__Task brief__.
Transcribe every line of the data below, reproducing each one character for character.

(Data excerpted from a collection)
Begin

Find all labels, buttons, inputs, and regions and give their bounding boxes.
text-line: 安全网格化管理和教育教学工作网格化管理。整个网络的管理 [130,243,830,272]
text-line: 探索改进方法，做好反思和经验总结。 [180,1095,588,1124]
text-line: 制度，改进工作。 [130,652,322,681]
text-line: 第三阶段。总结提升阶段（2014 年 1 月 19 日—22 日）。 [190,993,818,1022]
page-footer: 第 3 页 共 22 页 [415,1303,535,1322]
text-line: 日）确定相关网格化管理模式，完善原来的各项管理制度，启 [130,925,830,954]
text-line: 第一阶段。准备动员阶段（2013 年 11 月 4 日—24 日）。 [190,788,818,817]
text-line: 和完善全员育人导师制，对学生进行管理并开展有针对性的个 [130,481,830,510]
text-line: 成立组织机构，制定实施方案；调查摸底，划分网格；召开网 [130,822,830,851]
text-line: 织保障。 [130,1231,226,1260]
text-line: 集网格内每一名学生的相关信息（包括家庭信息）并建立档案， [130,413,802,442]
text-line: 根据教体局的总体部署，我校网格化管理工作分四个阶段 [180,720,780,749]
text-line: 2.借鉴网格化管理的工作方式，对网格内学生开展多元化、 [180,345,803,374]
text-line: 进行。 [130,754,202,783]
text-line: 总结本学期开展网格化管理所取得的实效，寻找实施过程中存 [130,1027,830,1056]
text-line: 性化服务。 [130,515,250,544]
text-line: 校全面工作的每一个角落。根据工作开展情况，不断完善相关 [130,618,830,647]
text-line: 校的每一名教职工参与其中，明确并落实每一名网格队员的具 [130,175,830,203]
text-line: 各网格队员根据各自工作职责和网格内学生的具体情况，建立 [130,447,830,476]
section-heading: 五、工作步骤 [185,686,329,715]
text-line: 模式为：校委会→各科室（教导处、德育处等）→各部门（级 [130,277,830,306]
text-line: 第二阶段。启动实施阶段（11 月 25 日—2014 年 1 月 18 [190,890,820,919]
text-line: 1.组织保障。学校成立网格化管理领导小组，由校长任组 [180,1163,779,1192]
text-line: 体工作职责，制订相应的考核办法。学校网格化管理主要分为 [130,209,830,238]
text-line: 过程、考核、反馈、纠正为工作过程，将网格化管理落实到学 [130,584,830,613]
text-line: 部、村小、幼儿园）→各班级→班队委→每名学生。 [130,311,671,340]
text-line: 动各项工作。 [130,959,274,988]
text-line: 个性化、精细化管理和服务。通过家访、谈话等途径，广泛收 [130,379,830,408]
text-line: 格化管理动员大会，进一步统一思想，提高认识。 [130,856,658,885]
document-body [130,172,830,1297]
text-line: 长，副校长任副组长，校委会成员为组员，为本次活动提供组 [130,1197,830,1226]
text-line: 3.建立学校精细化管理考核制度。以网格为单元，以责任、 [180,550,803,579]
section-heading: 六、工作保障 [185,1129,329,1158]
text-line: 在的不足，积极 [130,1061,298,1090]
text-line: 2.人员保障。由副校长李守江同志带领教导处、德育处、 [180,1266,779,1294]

End

__Written solution__.
Find all labels, buttons, inputs, and regions and give their bounding boxes.
text-line: 安全网格化管理和教育教学工作网格化管理。整个网络的管理 [130,243,830,272]
text-line: 探索改进方法，做好反思和经验总结。 [180,1095,588,1124]
text-line: 制度，改进工作。 [130,652,322,681]
text-line: 第三阶段。总结提升阶段（2014 年 1 月 19 日—22 日）。 [190,993,818,1022]
page-footer: 第 3 页 共 22 页 [415,1303,535,1322]
text-line: 日）确定相关网格化管理模式，完善原来的各项管理制度，启 [130,925,830,954]
text-line: 第一阶段。准备动员阶段（2013 年 11 月 4 日—24 日）。 [190,788,818,817]
text-line: 和完善全员育人导师制，对学生进行管理并开展有针对性的个 [130,481,830,510]
text-line: 成立组织机构，制定实施方案；调查摸底，划分网格；召开网 [130,822,830,851]
text-line: 织保障。 [130,1231,226,1260]
text-line: 集网格内每一名学生的相关信息（包括家庭信息）并建立档案， [130,413,802,442]
text-line: 根据教体局的总体部署，我校网格化管理工作分四个阶段 [180,720,780,749]
text-line: 2.借鉴网格化管理的工作方式，对网格内学生开展多元化、 [180,345,803,374]
text-line: 进行。 [130,754,202,783]
text-line: 总结本学期开展网格化管理所取得的实效，寻找实施过程中存 [130,1027,830,1056]
text-line: 性化服务。 [130,515,250,544]
text-line: 校全面工作的每一个角落。根据工作开展情况，不断完善相关 [130,618,830,647]
text-line: 校的每一名教职工参与其中，明确并落实每一名网格队员的具 [130,175,830,203]
text-line: 各网格队员根据各自工作职责和网格内学生的具体情况，建立 [130,447,830,476]
section-heading: 五、工作步骤 [185,686,329,715]
text-line: 模式为：校委会→各科室（教导处、德育处等）→各部门（级 [130,277,830,306]
text-line: 第二阶段。启动实施阶段（11 月 25 日—2014 年 1 月 18 [190,890,820,919]
text-line: 1.组织保障。学校成立网格化管理领导小组，由校长任组 [180,1163,779,1192]
text-line: 体工作职责，制订相应的考核办法。学校网格化管理主要分为 [130,209,830,238]
text-line: 过程、考核、反馈、纠正为工作过程，将网格化管理落实到学 [130,584,830,613]
text-line: 部、村小、幼儿园）→各班级→班队委→每名学生。 [130,311,671,340]
text-line: 动各项工作。 [130,959,274,988]
text-line: 个性化、精细化管理和服务。通过家访、谈话等途径，广泛收 [130,379,830,408]
text-line: 格化管理动员大会，进一步统一思想，提高认识。 [130,856,658,885]
document-body [130,172,830,1297]
text-line: 长，副校长任副组长，校委会成员为组员，为本次活动提供组 [130,1197,830,1226]
text-line: 3.建立学校精细化管理考核制度。以网格为单元，以责任、 [180,550,803,579]
section-heading: 六、工作保障 [185,1129,329,1158]
text-line: 在的不足，积极 [130,1061,298,1090]
text-line: 2.人员保障。由副校长李守江同志带领教导处、德育处、 [180,1266,779,1294]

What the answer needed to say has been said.